Exercise brief |
Can you transcribe the data exactly? Leave the pictures out.

[Collected data]
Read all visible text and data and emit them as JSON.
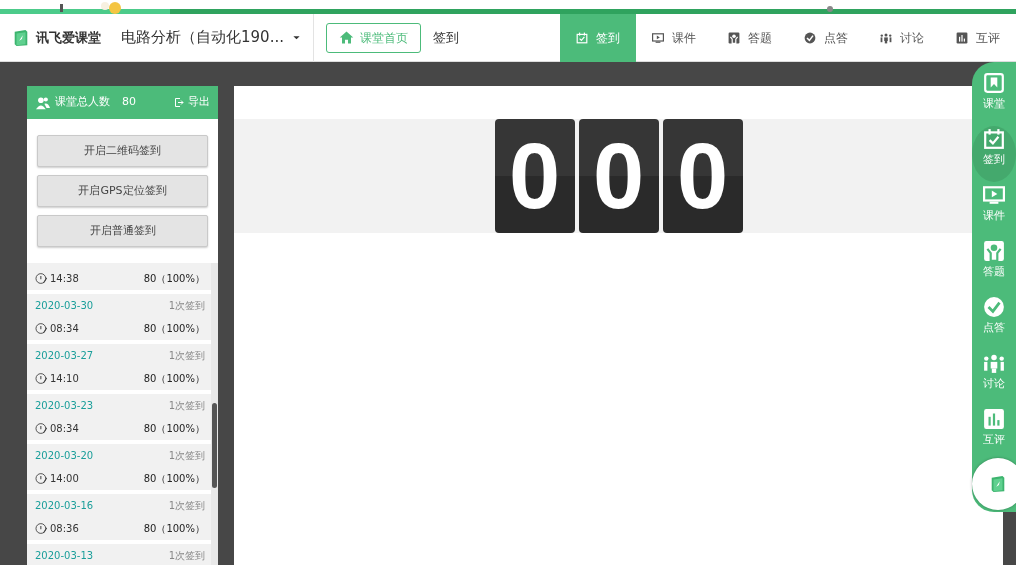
{
  "header": {
    "logo_text": "讯飞爱课堂",
    "course": "电路分析（自动化190...",
    "home_button": "课堂首页",
    "page_title": "签到"
  },
  "tabs": [
    {
      "label": "签到",
      "selected": true
    },
    {
      "label": "课件",
      "selected": false
    },
    {
      "label": "答题",
      "selected": false
    },
    {
      "label": "点答",
      "selected": false
    },
    {
      "label": "讨论",
      "selected": false
    },
    {
      "label": "互评",
      "selected": false
    }
  ],
  "panel": {
    "total_label": "课堂总人数",
    "total": "80",
    "export": "导出",
    "buttons": [
      "开启二维码签到",
      "开启GPS定位签到",
      "开启普通签到"
    ],
    "records": [
      {
        "time": "14:38",
        "attendance": "80（100%）"
      },
      {
        "date": "2020-03-30",
        "count": "1次签到",
        "time": "08:34",
        "attendance": "80（100%）"
      },
      {
        "date": "2020-03-27",
        "count": "1次签到",
        "time": "14:10",
        "attendance": "80（100%）"
      },
      {
        "date": "2020-03-23",
        "count": "1次签到",
        "time": "08:34",
        "attendance": "80（100%）"
      },
      {
        "date": "2020-03-20",
        "count": "1次签到",
        "time": "14:00",
        "attendance": "80（100%）"
      },
      {
        "date": "2020-03-16",
        "count": "1次签到",
        "time": "08:36",
        "attendance": "80（100%）"
      },
      {
        "date": "2020-03-13",
        "count": "1次签到"
      }
    ]
  },
  "counter": {
    "digits": [
      "0",
      "0",
      "0"
    ]
  },
  "rail": [
    {
      "label": "课堂",
      "selected": false
    },
    {
      "label": "签到",
      "selected": true
    },
    {
      "label": "课件",
      "selected": false
    },
    {
      "label": "答题",
      "selected": false
    },
    {
      "label": "点答",
      "selected": false
    },
    {
      "label": "讨论",
      "selected": false
    },
    {
      "label": "互评",
      "selected": false
    }
  ]
}
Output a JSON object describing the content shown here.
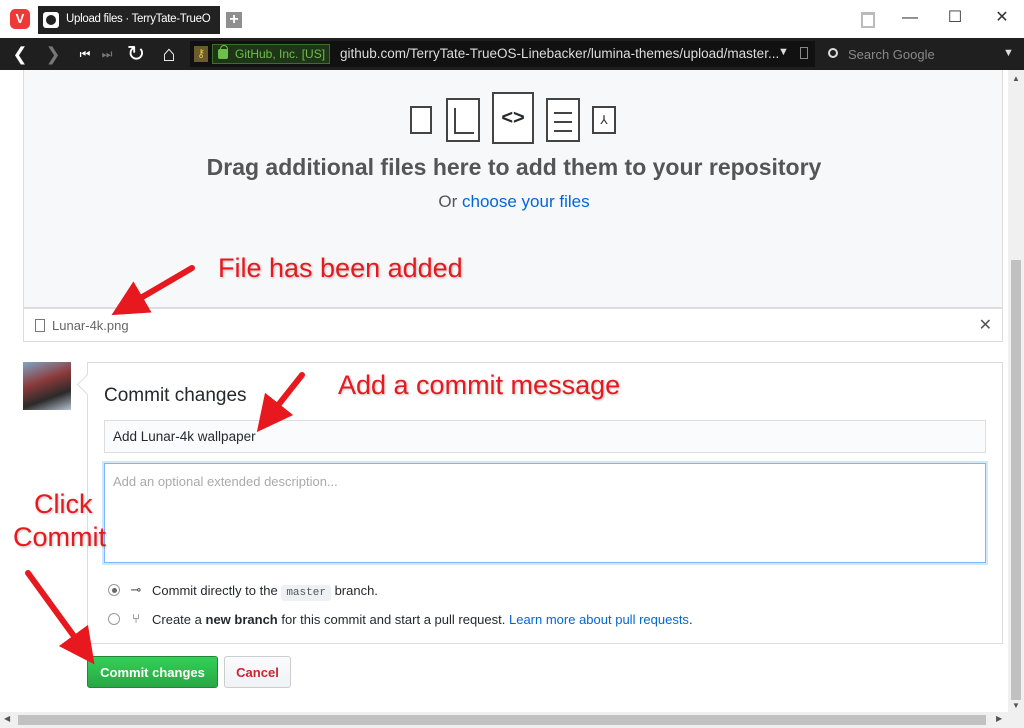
{
  "browser": {
    "logo": "V",
    "tab_title": "Upload files · TerryTate-TrueO",
    "new_tab": "+",
    "window_controls": {
      "minimize": "—",
      "maximize": "☐",
      "close": "✕"
    },
    "nav": {
      "back": "❮",
      "forward": "❯",
      "first": "⏮",
      "last": "⏭",
      "reload": "↻",
      "home": "⌂"
    },
    "site_identity": "GitHub, Inc. [US]",
    "url": "github.com/TerryTate-TrueOS-Linebacker/lumina-themes/upload/master...",
    "url_dropdown": "▼",
    "search_placeholder": "Search Google",
    "search_dropdown": "▼"
  },
  "dropzone": {
    "icons": [
      "zip-file-icon",
      "chart-file-icon",
      "code-file-icon",
      "text-file-icon",
      "pdf-file-icon"
    ],
    "code_glyph": "<>",
    "pdf_glyph": "⅄",
    "title": "Drag additional files here to add them to your repository",
    "sub_prefix": "Or",
    "sub_link": "choose your files"
  },
  "uploaded_file": {
    "name": "Lunar-4k.png",
    "remove": "✕"
  },
  "commit": {
    "title": "Commit changes",
    "message": "Add Lunar-4k wallpaper",
    "description_placeholder": "Add an optional extended description...",
    "option_direct": {
      "checked": true,
      "icon": "⊸",
      "text_before": "Commit directly to the",
      "branch": "master",
      "text_after": "branch."
    },
    "option_new_branch": {
      "checked": false,
      "icon": "⑂",
      "text_before": "Create a",
      "bold": "new branch",
      "text_after": "for this commit and start a pull request.",
      "link": "Learn more about pull requests",
      "period": "."
    },
    "submit_label": "Commit changes",
    "cancel_label": "Cancel"
  },
  "annotations": {
    "file_added": "File has been added",
    "commit_message": "Add a commit message",
    "click": "Click",
    "commit": "Commit",
    "color": "#e8191e"
  },
  "scrollbars": {
    "up": "▲",
    "down": "▼",
    "left": "◀",
    "right": "▶"
  }
}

Full response |
Read all visible text and data and emit them as JSON.
{
  "header": {
    "logo_text": "讯飞爱课堂",
    "course": "电路分析（自动化190...",
    "home_button": "课堂首页",
    "page_title": "签到"
  },
  "tabs": [
    {
      "label": "签到",
      "selected": true
    },
    {
      "label": "课件",
      "selected": false
    },
    {
      "label": "答题",
      "selected": false
    },
    {
      "label": "点答",
      "selected": false
    },
    {
      "label": "讨论",
      "selected": false
    },
    {
      "label": "互评",
      "selected": false
    }
  ],
  "panel": {
    "total_label": "课堂总人数",
    "total": "80",
    "export": "导出",
    "buttons": [
      "开启二维码签到",
      "开启GPS定位签到",
      "开启普通签到"
    ],
    "records": [
      {
        "time": "14:38",
        "attendance": "80（100%）"
      },
      {
        "date": "2020-03-30",
        "count": "1次签到",
        "time": "08:34",
        "attendance": "80（100%）"
      },
      {
        "date": "2020-03-27",
        "count": "1次签到",
        "time": "14:10",
        "attendance": "80（100%）"
      },
      {
        "date": "2020-03-23",
        "count": "1次签到",
        "time": "08:34",
        "attendance": "80（100%）"
      },
      {
        "date": "2020-03-20",
        "count": "1次签到",
        "time": "14:00",
        "attendance": "80（100%）"
      },
      {
        "date": "2020-03-16",
        "count": "1次签到",
        "time": "08:36",
        "attendance": "80（100%）"
      },
      {
        "date": "2020-03-13",
        "count": "1次签到"
      }
    ]
  },
  "counter": {
    "digits": [
      "0",
      "0",
      "0"
    ]
  },
  "rail": [
    {
      "label": "课堂",
      "selected": false
    },
    {
      "label": "签到",
      "selected": true
    },
    {
      "label": "课件",
      "selected": false
    },
    {
      "label": "答题",
      "selected": false
    },
    {
      "label": "点答",
      "selected": false
    },
    {
      "label": "讨论",
      "selected": false
    },
    {
      "label": "互评",
      "selected": false
    }
  ]
}
Output a JSON object describing the content shown here.
{
  "browser": {
    "logo": "V",
    "tab_title": "Upload files · TerryTate-TrueO",
    "new_tab": "+",
    "window_controls": {
      "minimize": "—",
      "maximize": "☐",
      "close": "✕"
    },
    "nav": {
      "back": "❮",
      "forward": "❯",
      "first": "⏮",
      "last": "⏭",
      "reload": "↻",
      "home": "⌂"
    },
    "site_identity": "GitHub, Inc. [US]",
    "url": "github.com/TerryTate-TrueOS-Linebacker/lumina-themes/upload/master...",
    "url_dropdown": "▼",
    "search_placeholder": "Search Google",
    "search_dropdown": "▼"
  },
  "dropzone": {
    "icons": [
      "zip-file-icon",
      "chart-file-icon",
      "code-file-icon",
      "text-file-icon",
      "pdf-file-icon"
    ],
    "code_glyph": "<>",
    "pdf_glyph": "⅄",
    "title": "Drag additional files here to add them to your repository",
    "sub_prefix": "Or",
    "sub_link": "choose your files"
  },
  "uploaded_file": {
    "name": "Lunar-4k.png",
    "remove": "✕"
  },
  "commit": {
    "title": "Commit changes",
    "message": "Add Lunar-4k wallpaper",
    "description_placeholder": "Add an optional extended description...",
    "option_direct": {
      "checked": true,
      "icon": "⊸",
      "text_before": "Commit directly to the",
      "branch": "master",
      "text_after": "branch."
    },
    "option_new_branch": {
      "checked": false,
      "icon": "⑂",
      "text_before": "Create a",
      "bold": "new branch",
      "text_after": "for this commit and start a pull request.",
      "link": "Learn more about pull requests",
      "period": "."
    },
    "submit_label": "Commit changes",
    "cancel_label": "Cancel"
  },
  "annotations": {
    "file_added": "File has been added",
    "commit_message": "Add a commit message",
    "click": "Click",
    "commit": "Commit",
    "color": "#e8191e"
  },
  "scrollbars": {
    "up": "▲",
    "down": "▼",
    "left": "◀",
    "right": "▶"
  }
}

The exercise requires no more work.